(A block of data)
--------------------------------------------------
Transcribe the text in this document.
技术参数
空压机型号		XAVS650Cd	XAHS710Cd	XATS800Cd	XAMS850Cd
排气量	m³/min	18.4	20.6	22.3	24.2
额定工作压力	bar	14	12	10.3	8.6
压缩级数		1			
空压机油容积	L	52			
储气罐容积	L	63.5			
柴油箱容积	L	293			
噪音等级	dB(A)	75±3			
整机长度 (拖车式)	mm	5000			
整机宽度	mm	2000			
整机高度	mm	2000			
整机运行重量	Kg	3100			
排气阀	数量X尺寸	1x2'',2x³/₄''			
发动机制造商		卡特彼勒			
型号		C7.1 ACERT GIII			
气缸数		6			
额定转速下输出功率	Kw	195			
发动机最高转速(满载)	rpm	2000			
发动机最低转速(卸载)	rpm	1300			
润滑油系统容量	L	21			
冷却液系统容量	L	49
--------------------------------------------------
Every entry must be quoted exactly as it appears above.

Transcribe the text in this document.
技术参数
空压机型号		XAVS650Cd	XAHS710Cd	XATS800Cd	XAMS850Cd
排气量	m³/min	18.4	20.6	22.3	24.2
额定工作压力	bar	14	12	10.3	8.6
压缩级数		1			
空压机油容积	L	52			
储气罐容积	L	63.5			
柴油箱容积	L	293			
噪音等级	dB(A)	75±3			
整机长度 (拖车式)	mm	5000			
整机宽度	mm	2000			
整机高度	mm	2000			
整机运行重量	Kg	3100			
排气阀	数量X尺寸	1x2'',2x³/₄''			
发动机制造商		卡特彼勒			
型号		C7.1 ACERT GIII			
气缸数		6			
额定转速下输出功率	Kw	195			
发动机最高转速(满载)	rpm	2000			
发动机最低转速(卸载)	rpm	1300			
润滑油系统容量	L	21			
冷却液系统容量	L	49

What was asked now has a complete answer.